#### Work to be completed
Return the number of lines in which the word "sino" appears; add nothing else.

#### Extracted data
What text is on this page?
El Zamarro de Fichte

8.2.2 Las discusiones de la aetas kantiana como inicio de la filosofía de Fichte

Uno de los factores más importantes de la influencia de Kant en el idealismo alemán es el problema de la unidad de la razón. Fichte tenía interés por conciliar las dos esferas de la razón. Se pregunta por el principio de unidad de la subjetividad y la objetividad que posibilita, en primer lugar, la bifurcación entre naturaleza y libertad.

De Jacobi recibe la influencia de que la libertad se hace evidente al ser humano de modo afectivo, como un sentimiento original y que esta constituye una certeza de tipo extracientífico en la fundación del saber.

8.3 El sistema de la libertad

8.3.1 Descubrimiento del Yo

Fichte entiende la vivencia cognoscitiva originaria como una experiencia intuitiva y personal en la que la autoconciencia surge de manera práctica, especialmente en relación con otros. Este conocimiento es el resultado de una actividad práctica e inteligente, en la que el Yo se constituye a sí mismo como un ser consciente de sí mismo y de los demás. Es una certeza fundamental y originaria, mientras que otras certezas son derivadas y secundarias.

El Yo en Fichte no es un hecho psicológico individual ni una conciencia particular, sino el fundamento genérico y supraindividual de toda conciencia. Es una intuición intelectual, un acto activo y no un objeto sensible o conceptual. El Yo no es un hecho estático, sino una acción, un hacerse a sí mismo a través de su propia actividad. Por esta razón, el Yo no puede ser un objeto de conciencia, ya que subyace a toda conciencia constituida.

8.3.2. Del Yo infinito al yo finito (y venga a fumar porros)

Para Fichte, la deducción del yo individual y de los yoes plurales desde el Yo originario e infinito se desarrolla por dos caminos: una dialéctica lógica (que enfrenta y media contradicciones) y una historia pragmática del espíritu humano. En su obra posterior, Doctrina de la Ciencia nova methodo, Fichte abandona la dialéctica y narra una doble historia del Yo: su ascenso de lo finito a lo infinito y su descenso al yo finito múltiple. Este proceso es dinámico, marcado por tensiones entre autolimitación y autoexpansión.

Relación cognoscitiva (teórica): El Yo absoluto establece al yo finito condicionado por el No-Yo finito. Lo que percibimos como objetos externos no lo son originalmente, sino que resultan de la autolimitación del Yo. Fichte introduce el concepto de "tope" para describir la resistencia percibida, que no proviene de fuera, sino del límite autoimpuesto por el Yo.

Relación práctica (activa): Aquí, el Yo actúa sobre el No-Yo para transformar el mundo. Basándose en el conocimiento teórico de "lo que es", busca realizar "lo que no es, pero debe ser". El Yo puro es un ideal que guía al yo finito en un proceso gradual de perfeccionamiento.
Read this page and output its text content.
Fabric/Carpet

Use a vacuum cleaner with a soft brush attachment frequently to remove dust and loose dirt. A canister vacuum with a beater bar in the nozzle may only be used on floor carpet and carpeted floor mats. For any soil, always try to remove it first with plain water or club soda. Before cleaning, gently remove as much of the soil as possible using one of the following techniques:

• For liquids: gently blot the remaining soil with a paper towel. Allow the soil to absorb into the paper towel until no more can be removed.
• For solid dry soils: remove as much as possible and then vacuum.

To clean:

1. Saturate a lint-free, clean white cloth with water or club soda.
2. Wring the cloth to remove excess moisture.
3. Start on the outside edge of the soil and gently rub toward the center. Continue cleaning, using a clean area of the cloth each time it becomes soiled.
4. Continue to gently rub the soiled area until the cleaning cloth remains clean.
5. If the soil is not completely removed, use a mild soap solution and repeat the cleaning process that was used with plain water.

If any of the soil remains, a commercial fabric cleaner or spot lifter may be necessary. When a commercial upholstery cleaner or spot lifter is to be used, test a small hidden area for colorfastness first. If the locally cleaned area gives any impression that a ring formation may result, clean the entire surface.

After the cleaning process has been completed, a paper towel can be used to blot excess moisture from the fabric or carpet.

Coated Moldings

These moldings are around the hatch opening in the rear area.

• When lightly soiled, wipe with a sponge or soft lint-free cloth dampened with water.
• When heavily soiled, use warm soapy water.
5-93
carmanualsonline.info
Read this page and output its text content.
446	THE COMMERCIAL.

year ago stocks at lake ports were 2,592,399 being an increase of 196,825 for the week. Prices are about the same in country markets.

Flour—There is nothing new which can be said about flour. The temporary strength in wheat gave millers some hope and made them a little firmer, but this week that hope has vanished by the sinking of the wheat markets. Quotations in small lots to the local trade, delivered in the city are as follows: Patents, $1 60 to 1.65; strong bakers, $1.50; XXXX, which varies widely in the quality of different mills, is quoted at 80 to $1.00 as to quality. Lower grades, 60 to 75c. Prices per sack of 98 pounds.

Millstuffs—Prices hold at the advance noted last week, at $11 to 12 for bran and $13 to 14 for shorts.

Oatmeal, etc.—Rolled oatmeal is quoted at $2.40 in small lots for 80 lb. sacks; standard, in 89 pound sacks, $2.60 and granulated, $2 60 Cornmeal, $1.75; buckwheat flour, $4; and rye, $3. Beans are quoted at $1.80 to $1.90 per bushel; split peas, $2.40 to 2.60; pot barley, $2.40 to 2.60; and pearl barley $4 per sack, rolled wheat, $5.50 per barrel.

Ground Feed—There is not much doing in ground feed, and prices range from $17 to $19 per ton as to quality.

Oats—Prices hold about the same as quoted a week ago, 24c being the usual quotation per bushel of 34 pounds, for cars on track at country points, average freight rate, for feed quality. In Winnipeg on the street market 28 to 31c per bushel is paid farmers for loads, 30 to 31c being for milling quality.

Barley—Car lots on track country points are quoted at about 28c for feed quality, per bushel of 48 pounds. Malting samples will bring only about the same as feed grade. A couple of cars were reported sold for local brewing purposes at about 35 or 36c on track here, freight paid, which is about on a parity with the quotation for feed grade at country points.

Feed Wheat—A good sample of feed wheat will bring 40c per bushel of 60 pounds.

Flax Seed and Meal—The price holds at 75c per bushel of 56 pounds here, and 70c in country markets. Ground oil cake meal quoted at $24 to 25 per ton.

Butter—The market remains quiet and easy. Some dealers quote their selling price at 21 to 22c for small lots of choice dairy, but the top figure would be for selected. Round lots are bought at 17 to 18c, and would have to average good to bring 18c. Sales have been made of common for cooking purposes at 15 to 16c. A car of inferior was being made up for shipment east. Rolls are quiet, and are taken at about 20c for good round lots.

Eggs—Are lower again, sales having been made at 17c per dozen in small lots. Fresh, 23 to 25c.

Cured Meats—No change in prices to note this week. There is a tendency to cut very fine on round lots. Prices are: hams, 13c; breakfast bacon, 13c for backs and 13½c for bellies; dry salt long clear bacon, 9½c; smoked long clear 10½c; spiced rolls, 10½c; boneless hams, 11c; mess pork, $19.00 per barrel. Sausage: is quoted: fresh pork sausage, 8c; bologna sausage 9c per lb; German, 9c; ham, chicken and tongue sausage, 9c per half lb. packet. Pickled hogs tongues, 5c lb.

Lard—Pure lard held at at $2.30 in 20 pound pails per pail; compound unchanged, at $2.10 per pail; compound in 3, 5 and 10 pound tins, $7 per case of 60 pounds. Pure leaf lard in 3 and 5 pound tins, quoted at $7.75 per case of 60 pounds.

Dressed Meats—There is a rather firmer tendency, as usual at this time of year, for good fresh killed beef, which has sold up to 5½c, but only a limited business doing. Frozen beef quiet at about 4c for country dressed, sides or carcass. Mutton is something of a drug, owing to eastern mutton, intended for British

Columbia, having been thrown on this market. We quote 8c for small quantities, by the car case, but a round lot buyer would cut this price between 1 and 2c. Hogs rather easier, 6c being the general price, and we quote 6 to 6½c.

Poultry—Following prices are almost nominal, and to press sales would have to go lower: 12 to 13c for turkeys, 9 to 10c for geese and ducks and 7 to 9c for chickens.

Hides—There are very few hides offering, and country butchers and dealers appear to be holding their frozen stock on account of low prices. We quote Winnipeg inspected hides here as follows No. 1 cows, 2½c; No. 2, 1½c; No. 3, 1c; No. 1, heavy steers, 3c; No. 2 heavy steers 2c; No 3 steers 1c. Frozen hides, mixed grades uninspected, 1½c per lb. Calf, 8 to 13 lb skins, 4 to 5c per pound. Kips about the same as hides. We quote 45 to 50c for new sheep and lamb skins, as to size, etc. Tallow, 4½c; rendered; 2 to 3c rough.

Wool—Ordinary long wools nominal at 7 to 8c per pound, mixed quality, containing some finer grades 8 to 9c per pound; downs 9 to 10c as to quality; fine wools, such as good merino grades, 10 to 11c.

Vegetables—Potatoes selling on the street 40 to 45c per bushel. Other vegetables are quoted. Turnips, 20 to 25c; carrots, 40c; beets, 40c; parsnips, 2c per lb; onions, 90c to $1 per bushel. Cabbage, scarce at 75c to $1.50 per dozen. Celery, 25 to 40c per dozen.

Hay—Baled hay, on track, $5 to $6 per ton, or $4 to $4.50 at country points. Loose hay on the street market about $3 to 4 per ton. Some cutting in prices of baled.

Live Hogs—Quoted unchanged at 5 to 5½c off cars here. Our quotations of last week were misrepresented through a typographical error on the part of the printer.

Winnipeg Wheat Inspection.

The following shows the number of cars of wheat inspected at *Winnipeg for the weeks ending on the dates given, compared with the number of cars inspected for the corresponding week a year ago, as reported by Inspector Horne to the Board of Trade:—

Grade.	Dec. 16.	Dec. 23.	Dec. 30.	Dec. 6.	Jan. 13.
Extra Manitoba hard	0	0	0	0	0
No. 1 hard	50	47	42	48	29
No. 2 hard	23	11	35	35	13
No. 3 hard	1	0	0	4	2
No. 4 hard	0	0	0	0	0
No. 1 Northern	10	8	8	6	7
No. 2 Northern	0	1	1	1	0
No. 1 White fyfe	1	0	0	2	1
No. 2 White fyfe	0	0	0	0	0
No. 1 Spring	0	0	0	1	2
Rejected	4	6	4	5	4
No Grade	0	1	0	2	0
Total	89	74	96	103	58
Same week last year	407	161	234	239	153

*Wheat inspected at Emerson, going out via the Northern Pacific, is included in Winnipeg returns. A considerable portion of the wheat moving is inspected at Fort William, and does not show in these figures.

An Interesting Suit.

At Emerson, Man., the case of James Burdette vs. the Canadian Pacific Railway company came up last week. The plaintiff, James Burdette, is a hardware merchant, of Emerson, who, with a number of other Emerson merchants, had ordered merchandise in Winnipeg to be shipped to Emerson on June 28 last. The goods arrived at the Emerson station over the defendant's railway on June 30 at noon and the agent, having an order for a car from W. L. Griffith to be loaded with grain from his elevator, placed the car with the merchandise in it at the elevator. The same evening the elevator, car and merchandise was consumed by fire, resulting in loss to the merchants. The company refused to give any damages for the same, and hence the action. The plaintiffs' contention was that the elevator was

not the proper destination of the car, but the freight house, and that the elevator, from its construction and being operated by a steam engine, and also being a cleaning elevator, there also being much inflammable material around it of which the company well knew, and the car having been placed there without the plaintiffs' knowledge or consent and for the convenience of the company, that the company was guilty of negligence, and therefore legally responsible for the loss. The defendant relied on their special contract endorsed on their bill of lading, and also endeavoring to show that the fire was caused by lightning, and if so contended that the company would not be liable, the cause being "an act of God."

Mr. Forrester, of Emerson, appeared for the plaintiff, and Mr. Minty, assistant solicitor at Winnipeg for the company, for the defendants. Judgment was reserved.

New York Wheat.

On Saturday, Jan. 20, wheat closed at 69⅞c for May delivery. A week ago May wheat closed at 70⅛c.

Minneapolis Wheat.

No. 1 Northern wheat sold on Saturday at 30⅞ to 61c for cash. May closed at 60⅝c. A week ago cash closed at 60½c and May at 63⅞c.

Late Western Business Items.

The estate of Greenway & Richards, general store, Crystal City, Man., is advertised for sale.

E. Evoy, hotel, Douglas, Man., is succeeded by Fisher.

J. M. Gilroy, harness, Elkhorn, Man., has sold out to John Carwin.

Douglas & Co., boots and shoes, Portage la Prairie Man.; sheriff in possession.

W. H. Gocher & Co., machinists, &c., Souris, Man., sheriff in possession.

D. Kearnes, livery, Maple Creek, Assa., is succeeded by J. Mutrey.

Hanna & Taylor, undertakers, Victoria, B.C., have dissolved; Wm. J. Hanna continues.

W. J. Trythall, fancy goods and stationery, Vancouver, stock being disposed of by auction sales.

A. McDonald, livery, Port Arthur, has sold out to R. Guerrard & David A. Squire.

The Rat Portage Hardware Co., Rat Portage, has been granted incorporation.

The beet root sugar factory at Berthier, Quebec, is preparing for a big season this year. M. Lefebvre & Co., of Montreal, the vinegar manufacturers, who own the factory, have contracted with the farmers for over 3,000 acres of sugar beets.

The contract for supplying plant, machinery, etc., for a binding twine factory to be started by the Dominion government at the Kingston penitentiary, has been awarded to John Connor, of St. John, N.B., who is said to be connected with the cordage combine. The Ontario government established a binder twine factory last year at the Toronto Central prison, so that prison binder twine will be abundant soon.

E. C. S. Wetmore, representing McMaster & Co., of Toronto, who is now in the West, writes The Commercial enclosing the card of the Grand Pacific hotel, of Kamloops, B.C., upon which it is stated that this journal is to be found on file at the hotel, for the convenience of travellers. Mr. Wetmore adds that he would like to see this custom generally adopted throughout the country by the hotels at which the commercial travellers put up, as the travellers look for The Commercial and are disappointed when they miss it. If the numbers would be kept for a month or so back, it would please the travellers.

#### Expected output
2